• [Do this]: Your task is to output the listing word for word, with pictures excluded.

• [Data entries]:
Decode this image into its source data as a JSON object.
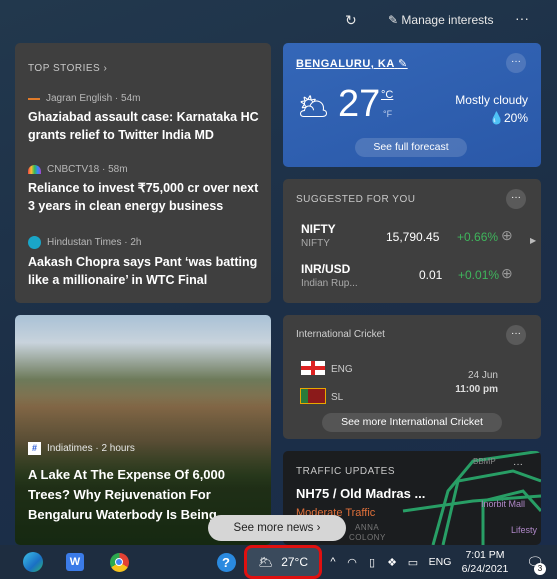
{
  "header": {
    "manage_label": "Manage interests"
  },
  "top_stories": {
    "heading": "TOP STORIES",
    "items": [
      {
        "source": "Jagran English · 54m",
        "title": "Ghaziabad assault case: Karnataka HC grants relief to Twitter India MD"
      },
      {
        "source": "CNBCTV18 · 58m",
        "title": "Reliance to invest ₹75,000 cr over next 3 years in clean energy business"
      },
      {
        "source": "Hindustan Times · 2h",
        "title": "Aakash Chopra says Pant ‘was batting like a millionaire’ in WTC Final"
      }
    ]
  },
  "weather": {
    "location": "BENGALURU, KA",
    "temp": "27",
    "unit_c": "°C",
    "unit_f": "°F",
    "condition": "Mostly cloudy",
    "precip": "20%",
    "forecast_label": "See full forecast",
    "bg_color": "#2f5fae"
  },
  "suggested": {
    "heading": "SUGGESTED FOR YOU",
    "stocks": [
      {
        "symbol": "NIFTY",
        "name": "NIFTY",
        "price": "15,790.45",
        "change": "+0.66%"
      },
      {
        "symbol": "INR/USD",
        "name": "Indian Rup...",
        "price": "0.01",
        "change": "+0.01%"
      }
    ],
    "up_color": "#3fb55c"
  },
  "news_card": {
    "source": "Indiatimes · 2 hours",
    "title": "A Lake At The Expense Of 6,000 Trees? Why Rejuvenation For Bengaluru Waterbody Is Being"
  },
  "cricket": {
    "heading": "International Cricket",
    "team1": "ENG",
    "team2": "SL",
    "date": "24 Jun",
    "time": "11:00 pm",
    "more_label": "See more International Cricket"
  },
  "traffic": {
    "heading": "TRAFFIC UPDATES",
    "road": "NH75 / Old Madras ...",
    "status": "Moderate Traffic",
    "map_labels": [
      "BBMP",
      "Inorbit Mall",
      "Lifesty",
      "ANNA",
      "COLONY"
    ]
  },
  "see_more_news": "See more news",
  "taskbar": {
    "weather_temp": "27°C",
    "lang": "ENG",
    "time": "7:01 PM",
    "date": "6/24/2021",
    "notif_count": "3"
  }
}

• [Exercise output]:
Decode this image into its source data as a JSON object.
{
  "header": {
    "manage_label": "Manage interests"
  },
  "top_stories": {
    "heading": "TOP STORIES",
    "items": [
      {
        "source": "Jagran English · 54m",
        "title": "Ghaziabad assault case: Karnataka HC grants relief to Twitter India MD"
      },
      {
        "source": "CNBCTV18 · 58m",
        "title": "Reliance to invest ₹75,000 cr over next 3 years in clean energy business"
      },
      {
        "source": "Hindustan Times · 2h",
        "title": "Aakash Chopra says Pant ‘was batting like a millionaire’ in WTC Final"
      }
    ]
  },
  "weather": {
    "location": "BENGALURU, KA",
    "temp": "27",
    "unit_c": "°C",
    "unit_f": "°F",
    "condition": "Mostly cloudy",
    "precip": "20%",
    "forecast_label": "See full forecast",
    "bg_color": "#2f5fae"
  },
  "suggested": {
    "heading": "SUGGESTED FOR YOU",
    "stocks": [
      {
        "symbol": "NIFTY",
        "name": "NIFTY",
        "price": "15,790.45",
        "change": "+0.66%"
      },
      {
        "symbol": "INR/USD",
        "name": "Indian Rup...",
        "price": "0.01",
        "change": "+0.01%"
      }
    ],
    "up_color": "#3fb55c"
  },
  "news_card": {
    "source": "Indiatimes · 2 hours",
    "title": "A Lake At The Expense Of 6,000 Trees? Why Rejuvenation For Bengaluru Waterbody Is Being"
  },
  "cricket": {
    "heading": "International Cricket",
    "team1": "ENG",
    "team2": "SL",
    "date": "24 Jun",
    "time": "11:00 pm",
    "more_label": "See more International Cricket"
  },
  "traffic": {
    "heading": "TRAFFIC UPDATES",
    "road": "NH75 / Old Madras ...",
    "status": "Moderate Traffic",
    "map_labels": [
      "BBMP",
      "Inorbit Mall",
      "Lifesty",
      "ANNA",
      "COLONY"
    ]
  },
  "see_more_news": "See more news",
  "taskbar": {
    "weather_temp": "27°C",
    "lang": "ENG",
    "time": "7:01 PM",
    "date": "6/24/2021",
    "notif_count": "3"
  }
}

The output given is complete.